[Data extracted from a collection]
◆ ◆ ◆ ◆ ◆ ◆ ◆

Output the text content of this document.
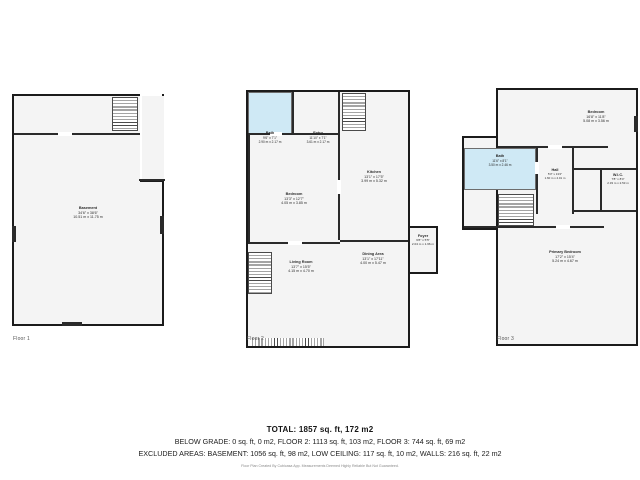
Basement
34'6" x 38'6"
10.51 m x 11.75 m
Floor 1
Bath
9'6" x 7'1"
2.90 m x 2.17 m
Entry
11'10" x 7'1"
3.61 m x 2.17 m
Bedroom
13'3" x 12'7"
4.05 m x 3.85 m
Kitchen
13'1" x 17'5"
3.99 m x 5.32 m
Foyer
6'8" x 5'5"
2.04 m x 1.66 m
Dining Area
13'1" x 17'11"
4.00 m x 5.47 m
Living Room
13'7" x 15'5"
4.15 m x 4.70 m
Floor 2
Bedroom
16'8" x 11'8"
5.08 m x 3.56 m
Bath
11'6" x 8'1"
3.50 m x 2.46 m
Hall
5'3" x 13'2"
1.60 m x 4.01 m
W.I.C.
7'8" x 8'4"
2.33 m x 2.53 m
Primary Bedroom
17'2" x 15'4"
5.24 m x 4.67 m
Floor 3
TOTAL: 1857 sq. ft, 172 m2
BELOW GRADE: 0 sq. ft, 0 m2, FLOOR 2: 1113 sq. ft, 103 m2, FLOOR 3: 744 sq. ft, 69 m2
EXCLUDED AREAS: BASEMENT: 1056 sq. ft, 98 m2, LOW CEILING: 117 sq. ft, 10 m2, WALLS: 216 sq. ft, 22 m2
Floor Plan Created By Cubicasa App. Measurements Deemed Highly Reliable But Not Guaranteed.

◆ ◆ ◆ ◆ ◆ ◆ ◆

TASK REQUIREMENTS
Repeat the material verbatim. Do not carry over any picture.

RESPONSE BELOW
Output the text content of this document.
Basement
34'6" x 38'6"
10.51 m x 11.75 m
Floor 1
Bath
9'6" x 7'1"
2.90 m x 2.17 m
Entry
11'10" x 7'1"
3.61 m x 2.17 m
Bedroom
13'3" x 12'7"
4.05 m x 3.85 m
Kitchen
13'1" x 17'5"
3.99 m x 5.32 m
Foyer
6'8" x 5'5"
2.04 m x 1.66 m
Dining Area
13'1" x 17'11"
4.00 m x 5.47 m
Living Room
13'7" x 15'5"
4.15 m x 4.70 m
Floor 2
Bedroom
16'8" x 11'8"
5.08 m x 3.56 m
Bath
11'6" x 8'1"
3.50 m x 2.46 m
Hall
5'3" x 13'2"
1.60 m x 4.01 m
W.I.C.
7'8" x 8'4"
2.33 m x 2.53 m
Primary Bedroom
17'2" x 15'4"
5.24 m x 4.67 m
Floor 3
TOTAL: 1857 sq. ft, 172 m2
BELOW GRADE: 0 sq. ft, 0 m2, FLOOR 2: 1113 sq. ft, 103 m2, FLOOR 3: 744 sq. ft, 69 m2
EXCLUDED AREAS: BASEMENT: 1056 sq. ft, 98 m2, LOW CEILING: 117 sq. ft, 10 m2, WALLS: 216 sq. ft, 22 m2
Floor Plan Created By Cubicasa App. Measurements Deemed Highly Reliable But Not Guaranteed.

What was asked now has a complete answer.